[Items from a dataset]
►

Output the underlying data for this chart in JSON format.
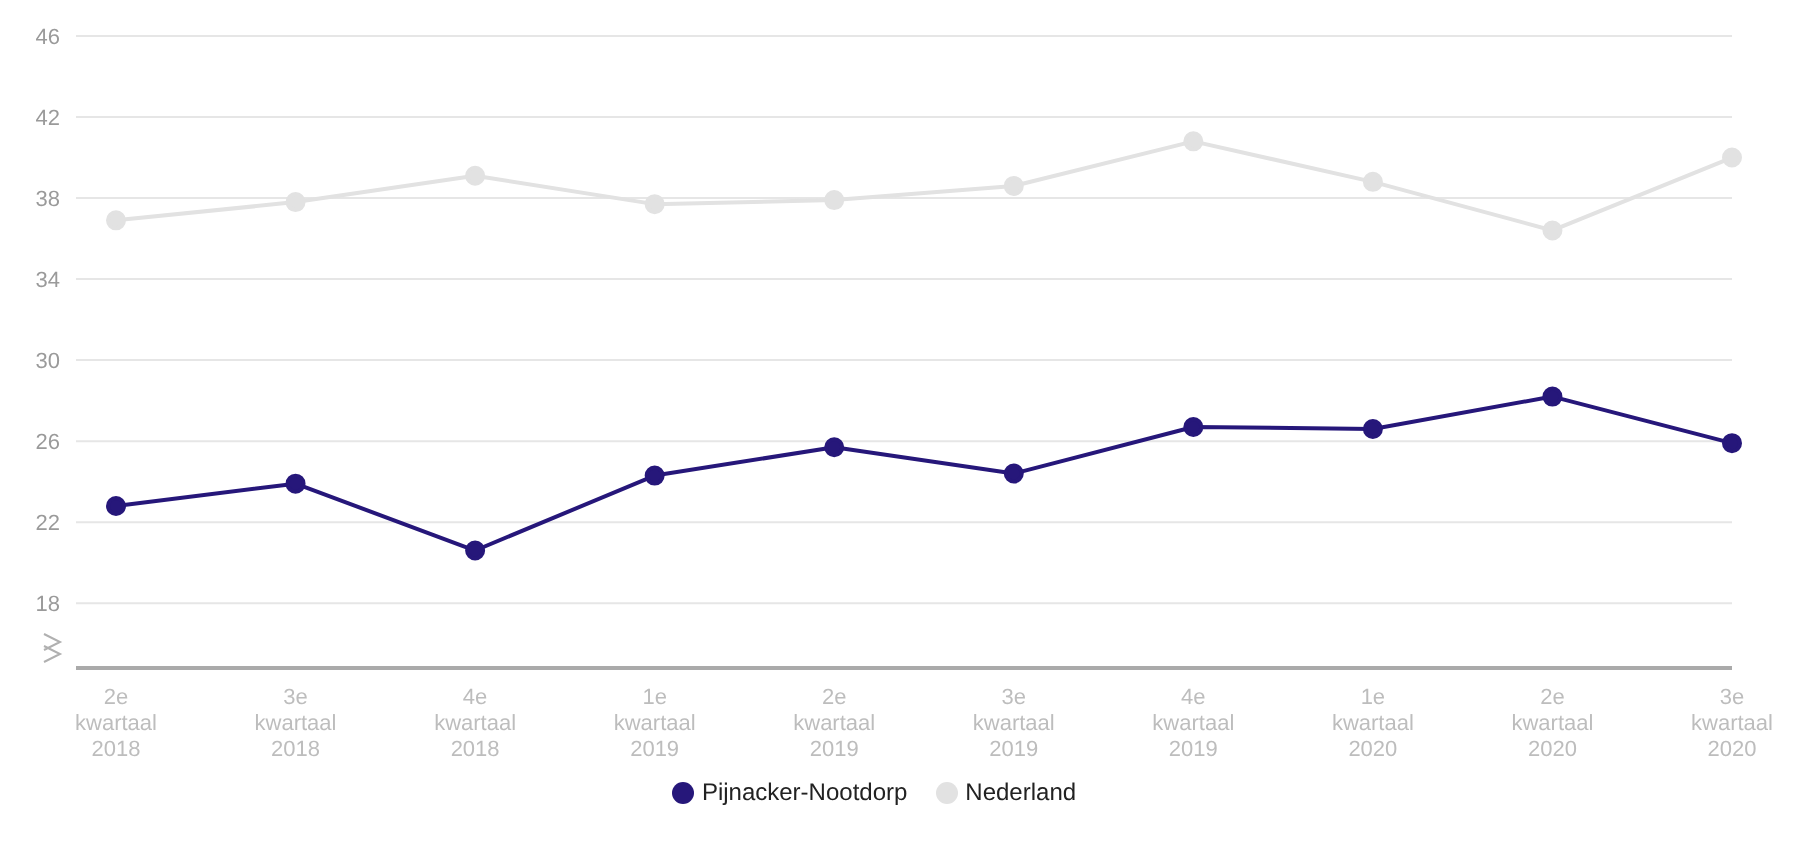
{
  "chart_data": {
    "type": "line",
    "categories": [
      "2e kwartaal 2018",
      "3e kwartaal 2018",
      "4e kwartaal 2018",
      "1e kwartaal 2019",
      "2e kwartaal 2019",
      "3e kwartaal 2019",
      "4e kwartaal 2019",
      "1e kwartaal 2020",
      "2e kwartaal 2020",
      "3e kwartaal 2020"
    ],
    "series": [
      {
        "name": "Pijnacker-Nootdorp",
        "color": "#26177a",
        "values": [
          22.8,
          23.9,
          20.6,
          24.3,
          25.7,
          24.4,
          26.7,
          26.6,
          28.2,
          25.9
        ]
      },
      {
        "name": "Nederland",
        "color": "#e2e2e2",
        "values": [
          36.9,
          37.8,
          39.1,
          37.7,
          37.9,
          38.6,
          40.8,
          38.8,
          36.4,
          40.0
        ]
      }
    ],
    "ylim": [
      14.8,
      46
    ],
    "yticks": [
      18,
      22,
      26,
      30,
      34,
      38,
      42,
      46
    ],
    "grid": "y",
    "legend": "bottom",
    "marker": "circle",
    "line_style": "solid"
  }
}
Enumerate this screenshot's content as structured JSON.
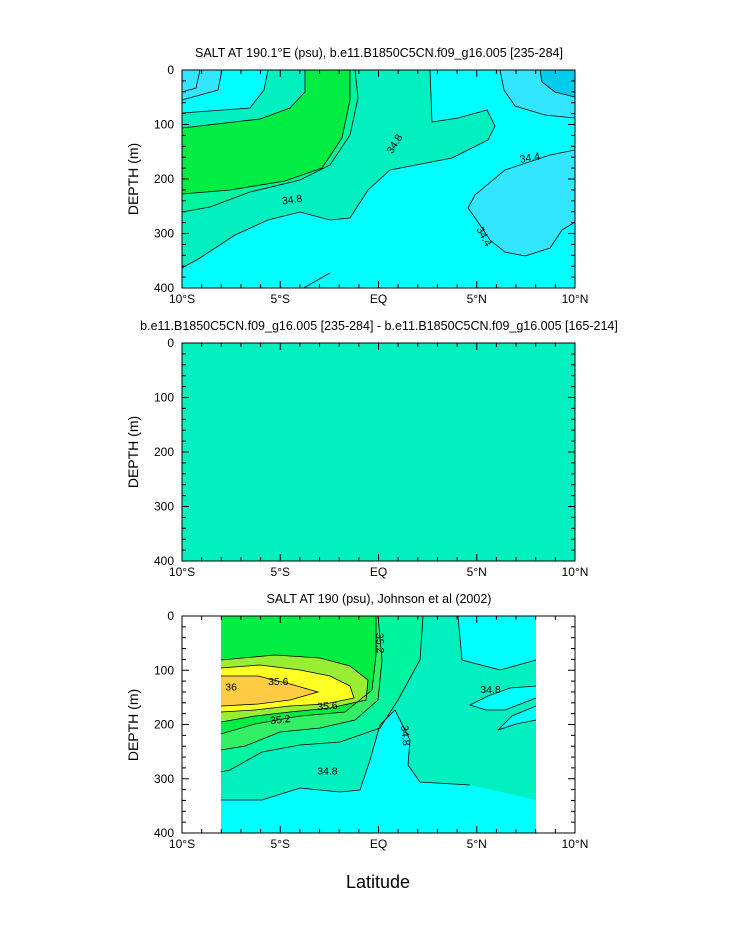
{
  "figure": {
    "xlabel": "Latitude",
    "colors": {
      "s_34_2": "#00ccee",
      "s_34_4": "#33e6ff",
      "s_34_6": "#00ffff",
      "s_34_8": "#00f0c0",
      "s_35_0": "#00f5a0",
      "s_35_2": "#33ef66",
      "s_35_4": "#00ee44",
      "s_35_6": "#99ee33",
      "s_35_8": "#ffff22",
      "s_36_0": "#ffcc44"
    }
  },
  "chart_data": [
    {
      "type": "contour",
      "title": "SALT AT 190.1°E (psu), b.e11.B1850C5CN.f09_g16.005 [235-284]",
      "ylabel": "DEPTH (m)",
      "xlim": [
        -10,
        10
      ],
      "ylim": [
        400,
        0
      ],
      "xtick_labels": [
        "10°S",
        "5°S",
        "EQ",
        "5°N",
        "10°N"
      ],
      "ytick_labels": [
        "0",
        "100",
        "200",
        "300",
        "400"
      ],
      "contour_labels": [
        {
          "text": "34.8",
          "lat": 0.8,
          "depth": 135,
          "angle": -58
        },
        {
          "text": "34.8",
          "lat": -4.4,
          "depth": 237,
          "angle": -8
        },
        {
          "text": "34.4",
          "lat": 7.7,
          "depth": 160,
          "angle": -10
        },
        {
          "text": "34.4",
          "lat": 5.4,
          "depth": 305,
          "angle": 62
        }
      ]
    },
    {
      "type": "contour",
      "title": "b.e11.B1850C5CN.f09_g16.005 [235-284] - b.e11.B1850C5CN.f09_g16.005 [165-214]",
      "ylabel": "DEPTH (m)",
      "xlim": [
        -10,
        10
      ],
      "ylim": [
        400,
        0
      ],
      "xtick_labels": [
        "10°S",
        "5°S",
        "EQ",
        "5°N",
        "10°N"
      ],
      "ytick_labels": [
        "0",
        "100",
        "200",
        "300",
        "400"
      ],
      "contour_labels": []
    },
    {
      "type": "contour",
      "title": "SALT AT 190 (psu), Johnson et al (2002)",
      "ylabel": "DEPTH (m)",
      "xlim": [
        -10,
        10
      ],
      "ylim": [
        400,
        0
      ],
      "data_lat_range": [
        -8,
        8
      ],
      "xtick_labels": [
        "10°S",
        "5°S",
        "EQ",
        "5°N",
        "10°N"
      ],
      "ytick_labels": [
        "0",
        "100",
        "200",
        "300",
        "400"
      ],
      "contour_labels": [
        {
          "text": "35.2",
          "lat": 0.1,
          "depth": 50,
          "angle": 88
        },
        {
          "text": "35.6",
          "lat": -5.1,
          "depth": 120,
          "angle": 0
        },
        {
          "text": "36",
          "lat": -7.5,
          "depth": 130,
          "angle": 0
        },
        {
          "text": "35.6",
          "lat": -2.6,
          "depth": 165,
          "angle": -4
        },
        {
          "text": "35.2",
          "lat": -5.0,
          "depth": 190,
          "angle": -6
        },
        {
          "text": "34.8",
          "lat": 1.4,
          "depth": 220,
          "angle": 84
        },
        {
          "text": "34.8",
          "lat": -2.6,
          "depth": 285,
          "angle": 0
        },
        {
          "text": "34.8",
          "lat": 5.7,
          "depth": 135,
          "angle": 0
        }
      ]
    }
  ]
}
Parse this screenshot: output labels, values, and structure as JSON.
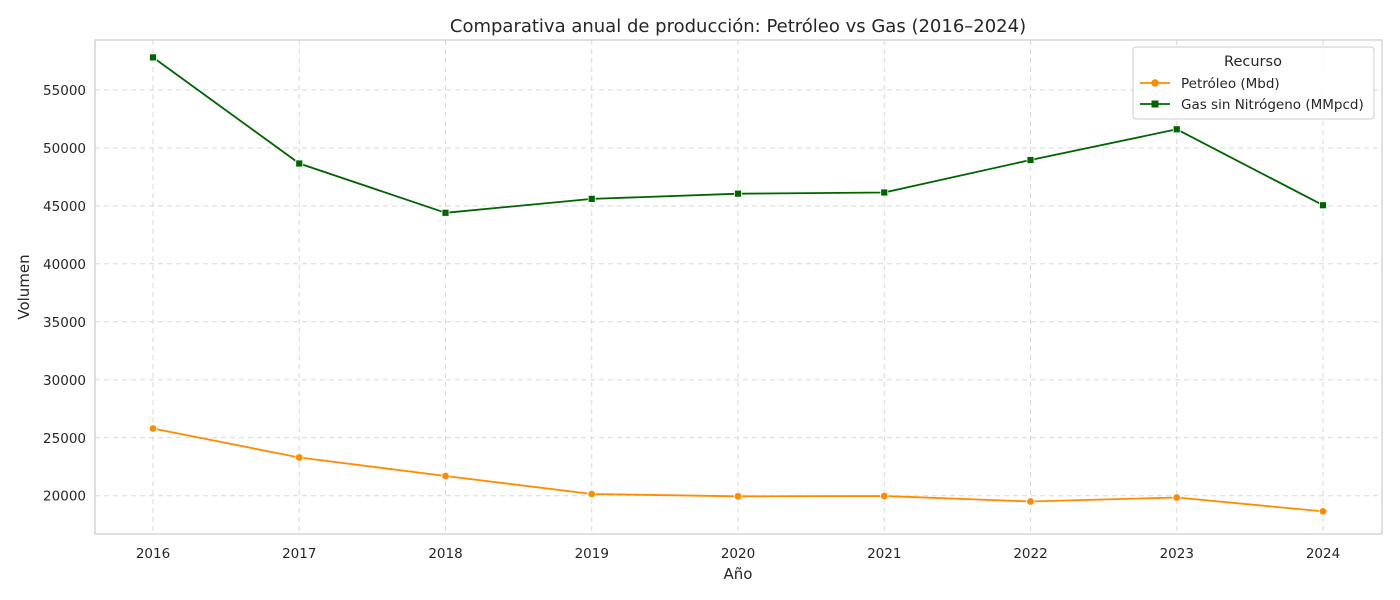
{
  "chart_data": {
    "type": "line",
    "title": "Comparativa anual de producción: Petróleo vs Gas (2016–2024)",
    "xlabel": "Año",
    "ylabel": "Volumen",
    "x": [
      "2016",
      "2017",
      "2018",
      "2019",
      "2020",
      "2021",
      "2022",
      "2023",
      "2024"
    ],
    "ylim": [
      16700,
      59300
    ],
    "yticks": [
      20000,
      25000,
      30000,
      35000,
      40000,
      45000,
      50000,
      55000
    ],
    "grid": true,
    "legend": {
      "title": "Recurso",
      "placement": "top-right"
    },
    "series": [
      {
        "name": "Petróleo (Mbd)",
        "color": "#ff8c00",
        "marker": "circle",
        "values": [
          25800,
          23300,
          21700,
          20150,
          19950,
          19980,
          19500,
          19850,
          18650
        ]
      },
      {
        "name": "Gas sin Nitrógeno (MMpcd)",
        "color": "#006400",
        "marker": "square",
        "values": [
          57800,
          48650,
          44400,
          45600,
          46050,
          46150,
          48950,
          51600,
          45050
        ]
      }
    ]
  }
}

◄

Return to the listing above and set it down exactly, leaving out its pictures.

Output for this exercise:
Output the underlying data for this chart in JSON format.
{
  "chart_data": {
    "type": "line",
    "categories": [
      "2e kwartaal 2018",
      "3e kwartaal 2018",
      "4e kwartaal 2018",
      "1e kwartaal 2019",
      "2e kwartaal 2019",
      "3e kwartaal 2019",
      "4e kwartaal 2019",
      "1e kwartaal 2020",
      "2e kwartaal 2020",
      "3e kwartaal 2020"
    ],
    "series": [
      {
        "name": "Pijnacker-Nootdorp",
        "color": "#26177a",
        "values": [
          22.8,
          23.9,
          20.6,
          24.3,
          25.7,
          24.4,
          26.7,
          26.6,
          28.2,
          25.9
        ]
      },
      {
        "name": "Nederland",
        "color": "#e2e2e2",
        "values": [
          36.9,
          37.8,
          39.1,
          37.7,
          37.9,
          38.6,
          40.8,
          38.8,
          36.4,
          40.0
        ]
      }
    ],
    "ylim": [
      14.8,
      46
    ],
    "yticks": [
      18,
      22,
      26,
      30,
      34,
      38,
      42,
      46
    ],
    "grid": "y",
    "legend": "bottom",
    "marker": "circle",
    "line_style": "solid"
  }
}
Enumerate this screenshot's content as structured JSON.
{
  "figure": {
    "xlabel": "Latitude",
    "colors": {
      "s_34_2": "#00ccee",
      "s_34_4": "#33e6ff",
      "s_34_6": "#00ffff",
      "s_34_8": "#00f0c0",
      "s_35_0": "#00f5a0",
      "s_35_2": "#33ef66",
      "s_35_4": "#00ee44",
      "s_35_6": "#99ee33",
      "s_35_8": "#ffff22",
      "s_36_0": "#ffcc44"
    }
  },
  "chart_data": [
    {
      "type": "contour",
      "title": "SALT AT 190.1°E (psu), b.e11.B1850C5CN.f09_g16.005 [235-284]",
      "ylabel": "DEPTH (m)",
      "xlim": [
        -10,
        10
      ],
      "ylim": [
        400,
        0
      ],
      "xtick_labels": [
        "10°S",
        "5°S",
        "EQ",
        "5°N",
        "10°N"
      ],
      "ytick_labels": [
        "0",
        "100",
        "200",
        "300",
        "400"
      ],
      "contour_labels": [
        {
          "text": "34.8",
          "lat": 0.8,
          "depth": 135,
          "angle": -58
        },
        {
          "text": "34.8",
          "lat": -4.4,
          "depth": 237,
          "angle": -8
        },
        {
          "text": "34.4",
          "lat": 7.7,
          "depth": 160,
          "angle": -10
        },
        {
          "text": "34.4",
          "lat": 5.4,
          "depth": 305,
          "angle": 62
        }
      ]
    },
    {
      "type": "contour",
      "title": "b.e11.B1850C5CN.f09_g16.005 [235-284] - b.e11.B1850C5CN.f09_g16.005 [165-214]",
      "ylabel": "DEPTH (m)",
      "xlim": [
        -10,
        10
      ],
      "ylim": [
        400,
        0
      ],
      "xtick_labels": [
        "10°S",
        "5°S",
        "EQ",
        "5°N",
        "10°N"
      ],
      "ytick_labels": [
        "0",
        "100",
        "200",
        "300",
        "400"
      ],
      "contour_labels": []
    },
    {
      "type": "contour",
      "title": "SALT AT 190 (psu), Johnson et al (2002)",
      "ylabel": "DEPTH (m)",
      "xlim": [
        -10,
        10
      ],
      "ylim": [
        400,
        0
      ],
      "data_lat_range": [
        -8,
        8
      ],
      "xtick_labels": [
        "10°S",
        "5°S",
        "EQ",
        "5°N",
        "10°N"
      ],
      "ytick_labels": [
        "0",
        "100",
        "200",
        "300",
        "400"
      ],
      "contour_labels": [
        {
          "text": "35.2",
          "lat": 0.1,
          "depth": 50,
          "angle": 88
        },
        {
          "text": "35.6",
          "lat": -5.1,
          "depth": 120,
          "angle": 0
        },
        {
          "text": "36",
          "lat": -7.5,
          "depth": 130,
          "angle": 0
        },
        {
          "text": "35.6",
          "lat": -2.6,
          "depth": 165,
          "angle": -4
        },
        {
          "text": "35.2",
          "lat": -5.0,
          "depth": 190,
          "angle": -6
        },
        {
          "text": "34.8",
          "lat": 1.4,
          "depth": 220,
          "angle": 84
        },
        {
          "text": "34.8",
          "lat": -2.6,
          "depth": 285,
          "angle": 0
        },
        {
          "text": "34.8",
          "lat": 5.7,
          "depth": 135,
          "angle": 0
        }
      ]
    }
  ]
}
Parse this screenshot: output labels, values, and structure as JSON.
{
  "chart_data": {
    "type": "line",
    "title": "Comparativa anual de producción: Petróleo vs Gas (2016–2024)",
    "xlabel": "Año",
    "ylabel": "Volumen",
    "x": [
      "2016",
      "2017",
      "2018",
      "2019",
      "2020",
      "2021",
      "2022",
      "2023",
      "2024"
    ],
    "ylim": [
      16700,
      59300
    ],
    "yticks": [
      20000,
      25000,
      30000,
      35000,
      40000,
      45000,
      50000,
      55000
    ],
    "grid": true,
    "legend": {
      "title": "Recurso",
      "placement": "top-right"
    },
    "series": [
      {
        "name": "Petróleo (Mbd)",
        "color": "#ff8c00",
        "marker": "circle",
        "values": [
          25800,
          23300,
          21700,
          20150,
          19950,
          19980,
          19500,
          19850,
          18650
        ]
      },
      {
        "name": "Gas sin Nitrógeno (MMpcd)",
        "color": "#006400",
        "marker": "square",
        "values": [
          57800,
          48650,
          44400,
          45600,
          46050,
          46150,
          48950,
          51600,
          45050
        ]
      }
    ]
  }
}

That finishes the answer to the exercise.